Every entry below should be printed exactly, without its images.

- - - - -

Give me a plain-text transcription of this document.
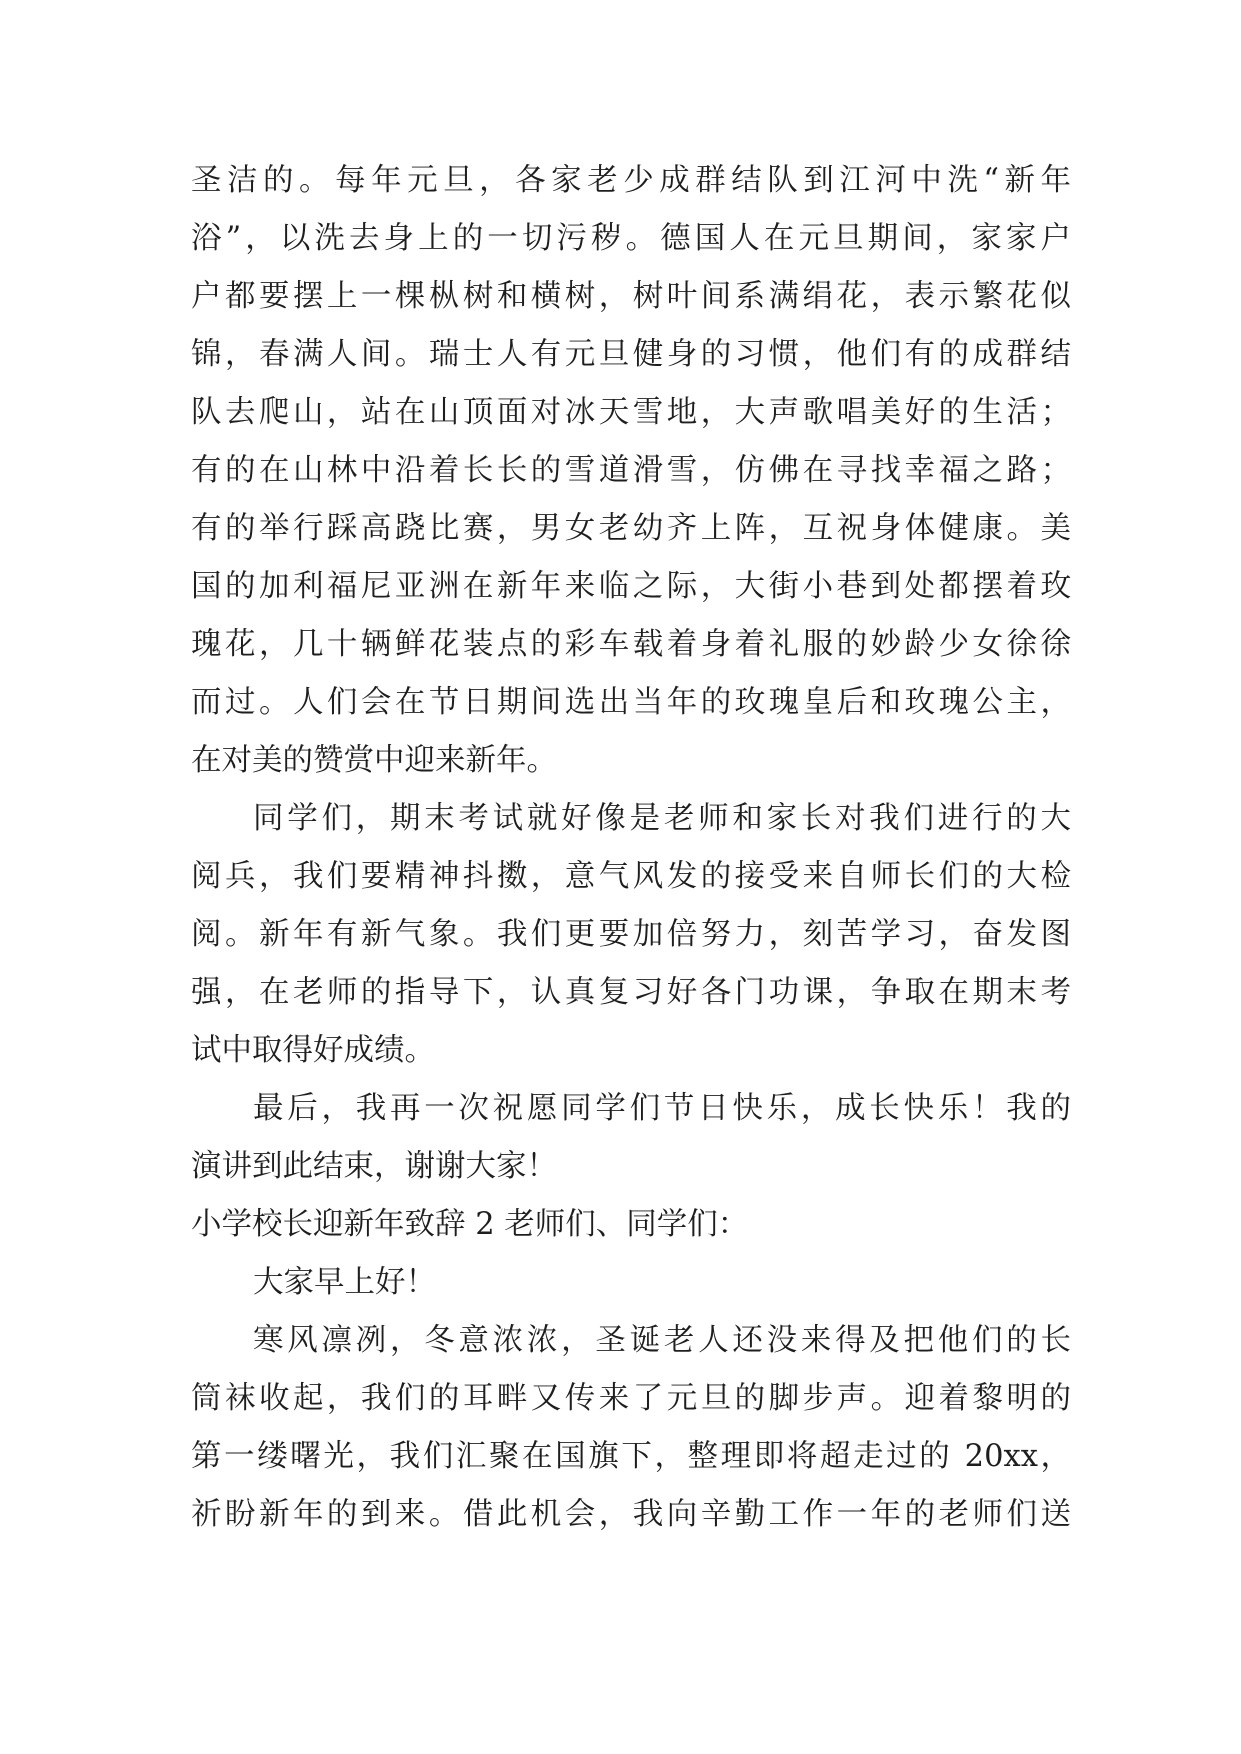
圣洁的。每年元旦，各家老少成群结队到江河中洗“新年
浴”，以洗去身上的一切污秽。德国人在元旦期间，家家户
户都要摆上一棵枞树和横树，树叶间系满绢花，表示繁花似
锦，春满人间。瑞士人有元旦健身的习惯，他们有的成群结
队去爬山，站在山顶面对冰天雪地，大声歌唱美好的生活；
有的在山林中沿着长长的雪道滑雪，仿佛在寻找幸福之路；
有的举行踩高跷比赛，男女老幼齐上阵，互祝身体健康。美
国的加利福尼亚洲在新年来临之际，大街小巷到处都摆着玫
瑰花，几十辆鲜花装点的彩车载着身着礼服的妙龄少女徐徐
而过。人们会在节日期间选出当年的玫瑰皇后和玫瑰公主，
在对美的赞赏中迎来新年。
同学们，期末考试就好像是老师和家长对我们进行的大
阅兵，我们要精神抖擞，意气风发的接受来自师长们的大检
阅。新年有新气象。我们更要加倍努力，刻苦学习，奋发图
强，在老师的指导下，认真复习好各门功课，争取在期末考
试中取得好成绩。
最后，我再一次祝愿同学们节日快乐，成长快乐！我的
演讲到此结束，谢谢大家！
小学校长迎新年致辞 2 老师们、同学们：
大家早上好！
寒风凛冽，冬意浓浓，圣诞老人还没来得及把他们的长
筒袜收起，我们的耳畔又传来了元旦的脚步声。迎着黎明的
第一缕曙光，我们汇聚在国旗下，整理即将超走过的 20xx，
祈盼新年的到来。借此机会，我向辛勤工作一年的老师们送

- - - - -

Exercise response:
Give me a plain-text transcription of this document.
圣洁的。每年元旦，各家老少成群结队到江河中洗“新年
浴”，以洗去身上的一切污秽。德国人在元旦期间，家家户
户都要摆上一棵枞树和横树，树叶间系满绢花，表示繁花似
锦，春满人间。瑞士人有元旦健身的习惯，他们有的成群结
队去爬山，站在山顶面对冰天雪地，大声歌唱美好的生活；
有的在山林中沿着长长的雪道滑雪，仿佛在寻找幸福之路；
有的举行踩高跷比赛，男女老幼齐上阵，互祝身体健康。美
国的加利福尼亚洲在新年来临之际，大街小巷到处都摆着玫
瑰花，几十辆鲜花装点的彩车载着身着礼服的妙龄少女徐徐
而过。人们会在节日期间选出当年的玫瑰皇后和玫瑰公主，
在对美的赞赏中迎来新年。
同学们，期末考试就好像是老师和家长对我们进行的大
阅兵，我们要精神抖擞，意气风发的接受来自师长们的大检
阅。新年有新气象。我们更要加倍努力，刻苦学习，奋发图
强，在老师的指导下，认真复习好各门功课，争取在期末考
试中取得好成绩。
最后，我再一次祝愿同学们节日快乐，成长快乐！我的
演讲到此结束，谢谢大家！
小学校长迎新年致辞 2 老师们、同学们：
大家早上好！
寒风凛冽，冬意浓浓，圣诞老人还没来得及把他们的长
筒袜收起，我们的耳畔又传来了元旦的脚步声。迎着黎明的
第一缕曙光，我们汇聚在国旗下，整理即将超走过的 20xx，
祈盼新年的到来。借此机会，我向辛勤工作一年的老师们送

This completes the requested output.